THE REQUEST: Reply with only the number of lines that contain the string "xlabel".

DATA SUPPLIED:

● ● ● ● ●

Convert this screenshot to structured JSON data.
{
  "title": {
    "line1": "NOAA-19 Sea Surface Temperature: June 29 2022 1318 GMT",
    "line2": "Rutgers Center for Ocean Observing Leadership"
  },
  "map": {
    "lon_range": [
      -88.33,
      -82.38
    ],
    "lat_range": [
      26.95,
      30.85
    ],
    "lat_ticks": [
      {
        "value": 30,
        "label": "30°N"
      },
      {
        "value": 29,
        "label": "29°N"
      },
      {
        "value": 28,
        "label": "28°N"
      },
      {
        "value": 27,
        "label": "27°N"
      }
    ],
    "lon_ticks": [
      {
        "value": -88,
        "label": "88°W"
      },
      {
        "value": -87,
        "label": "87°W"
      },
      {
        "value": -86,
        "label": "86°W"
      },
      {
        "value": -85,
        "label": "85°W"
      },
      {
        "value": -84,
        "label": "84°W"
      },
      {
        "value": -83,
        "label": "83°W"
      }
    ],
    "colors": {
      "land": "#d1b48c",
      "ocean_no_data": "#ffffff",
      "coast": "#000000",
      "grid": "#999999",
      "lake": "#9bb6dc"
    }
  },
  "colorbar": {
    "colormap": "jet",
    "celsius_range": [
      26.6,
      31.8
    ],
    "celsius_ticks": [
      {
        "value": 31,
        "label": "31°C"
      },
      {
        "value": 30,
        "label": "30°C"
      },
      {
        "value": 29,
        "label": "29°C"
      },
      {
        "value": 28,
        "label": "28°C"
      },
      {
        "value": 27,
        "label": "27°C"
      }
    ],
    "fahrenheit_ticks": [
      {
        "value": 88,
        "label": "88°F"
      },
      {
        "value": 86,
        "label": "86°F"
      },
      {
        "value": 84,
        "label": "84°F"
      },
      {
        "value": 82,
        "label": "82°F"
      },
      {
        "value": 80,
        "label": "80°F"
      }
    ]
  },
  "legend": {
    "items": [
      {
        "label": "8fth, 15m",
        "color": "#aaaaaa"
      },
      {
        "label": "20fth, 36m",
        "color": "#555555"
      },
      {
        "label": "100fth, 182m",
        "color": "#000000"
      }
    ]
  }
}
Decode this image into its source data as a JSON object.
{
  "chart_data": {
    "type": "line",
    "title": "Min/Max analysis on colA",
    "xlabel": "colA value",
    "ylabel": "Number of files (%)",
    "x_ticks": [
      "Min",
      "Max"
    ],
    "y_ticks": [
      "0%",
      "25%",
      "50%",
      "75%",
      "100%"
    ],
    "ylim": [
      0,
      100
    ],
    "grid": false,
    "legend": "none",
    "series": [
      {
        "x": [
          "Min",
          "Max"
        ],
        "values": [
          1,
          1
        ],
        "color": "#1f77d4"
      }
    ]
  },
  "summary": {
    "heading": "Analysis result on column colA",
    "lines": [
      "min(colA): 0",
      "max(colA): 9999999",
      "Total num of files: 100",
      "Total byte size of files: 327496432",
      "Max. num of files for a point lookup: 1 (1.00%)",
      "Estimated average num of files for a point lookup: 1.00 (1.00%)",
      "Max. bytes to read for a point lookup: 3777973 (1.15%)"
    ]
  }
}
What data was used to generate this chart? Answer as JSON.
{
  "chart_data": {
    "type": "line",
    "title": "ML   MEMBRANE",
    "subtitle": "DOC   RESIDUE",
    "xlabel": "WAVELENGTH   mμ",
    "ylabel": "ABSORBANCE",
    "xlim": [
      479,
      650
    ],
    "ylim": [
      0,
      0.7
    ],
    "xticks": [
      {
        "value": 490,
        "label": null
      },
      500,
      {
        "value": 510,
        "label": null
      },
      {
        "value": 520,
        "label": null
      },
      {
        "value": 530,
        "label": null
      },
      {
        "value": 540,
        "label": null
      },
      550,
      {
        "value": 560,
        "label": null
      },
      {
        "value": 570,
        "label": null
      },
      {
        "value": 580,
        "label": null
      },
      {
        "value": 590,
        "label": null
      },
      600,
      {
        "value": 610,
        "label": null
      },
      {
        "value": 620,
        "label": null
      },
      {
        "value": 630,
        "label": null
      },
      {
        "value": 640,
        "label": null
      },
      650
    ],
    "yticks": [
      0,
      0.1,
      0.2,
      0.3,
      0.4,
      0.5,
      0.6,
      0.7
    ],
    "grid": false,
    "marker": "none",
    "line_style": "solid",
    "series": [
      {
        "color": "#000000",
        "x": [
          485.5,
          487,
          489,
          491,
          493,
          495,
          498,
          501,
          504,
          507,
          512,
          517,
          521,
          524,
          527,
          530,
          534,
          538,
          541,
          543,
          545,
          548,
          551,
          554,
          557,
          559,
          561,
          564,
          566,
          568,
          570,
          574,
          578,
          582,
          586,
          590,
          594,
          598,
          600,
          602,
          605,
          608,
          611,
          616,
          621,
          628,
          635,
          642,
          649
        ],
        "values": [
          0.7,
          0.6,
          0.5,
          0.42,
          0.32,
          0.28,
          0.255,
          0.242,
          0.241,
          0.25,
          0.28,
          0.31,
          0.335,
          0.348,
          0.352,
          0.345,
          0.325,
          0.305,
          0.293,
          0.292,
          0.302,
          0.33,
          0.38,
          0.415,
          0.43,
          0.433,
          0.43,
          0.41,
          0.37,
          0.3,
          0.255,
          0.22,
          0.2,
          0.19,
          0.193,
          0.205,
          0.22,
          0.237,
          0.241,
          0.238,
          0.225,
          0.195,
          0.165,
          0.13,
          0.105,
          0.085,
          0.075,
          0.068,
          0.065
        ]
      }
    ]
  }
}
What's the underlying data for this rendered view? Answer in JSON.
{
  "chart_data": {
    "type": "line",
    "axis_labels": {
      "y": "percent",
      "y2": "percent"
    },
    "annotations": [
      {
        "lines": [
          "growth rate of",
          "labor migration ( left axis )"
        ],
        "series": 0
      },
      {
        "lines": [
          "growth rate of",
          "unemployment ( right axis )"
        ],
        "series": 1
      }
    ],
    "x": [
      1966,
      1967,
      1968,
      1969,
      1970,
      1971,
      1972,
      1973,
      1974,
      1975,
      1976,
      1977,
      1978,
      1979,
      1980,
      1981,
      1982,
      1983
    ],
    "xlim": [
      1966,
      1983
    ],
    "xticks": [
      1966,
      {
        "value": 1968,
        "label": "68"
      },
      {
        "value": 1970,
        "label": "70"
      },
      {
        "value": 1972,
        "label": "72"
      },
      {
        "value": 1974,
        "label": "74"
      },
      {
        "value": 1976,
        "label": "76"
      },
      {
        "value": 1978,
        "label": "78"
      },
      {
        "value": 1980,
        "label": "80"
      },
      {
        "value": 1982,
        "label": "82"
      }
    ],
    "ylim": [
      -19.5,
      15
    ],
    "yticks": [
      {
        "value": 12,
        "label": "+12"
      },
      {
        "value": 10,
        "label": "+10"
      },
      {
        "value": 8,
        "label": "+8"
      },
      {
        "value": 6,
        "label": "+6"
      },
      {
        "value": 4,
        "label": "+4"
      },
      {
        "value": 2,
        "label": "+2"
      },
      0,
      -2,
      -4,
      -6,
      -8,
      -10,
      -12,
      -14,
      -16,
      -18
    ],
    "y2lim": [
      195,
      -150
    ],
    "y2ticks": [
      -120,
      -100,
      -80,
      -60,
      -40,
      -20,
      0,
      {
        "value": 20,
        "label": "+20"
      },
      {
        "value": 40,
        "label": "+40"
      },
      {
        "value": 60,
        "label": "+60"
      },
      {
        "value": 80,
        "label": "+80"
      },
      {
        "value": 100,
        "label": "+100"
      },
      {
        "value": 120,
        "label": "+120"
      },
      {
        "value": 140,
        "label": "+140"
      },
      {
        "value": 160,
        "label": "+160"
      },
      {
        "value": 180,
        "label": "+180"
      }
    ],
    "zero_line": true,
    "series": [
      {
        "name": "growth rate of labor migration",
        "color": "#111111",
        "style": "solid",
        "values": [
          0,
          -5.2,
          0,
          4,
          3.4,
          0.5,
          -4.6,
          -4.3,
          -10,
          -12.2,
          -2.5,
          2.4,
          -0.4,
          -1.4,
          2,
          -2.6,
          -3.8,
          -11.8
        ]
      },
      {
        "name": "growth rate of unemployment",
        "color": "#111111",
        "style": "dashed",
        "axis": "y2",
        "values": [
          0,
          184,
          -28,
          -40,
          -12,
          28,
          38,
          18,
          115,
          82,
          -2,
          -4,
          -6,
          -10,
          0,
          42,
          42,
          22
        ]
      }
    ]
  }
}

● ● ● ● ●

TASK OUTPUT: 2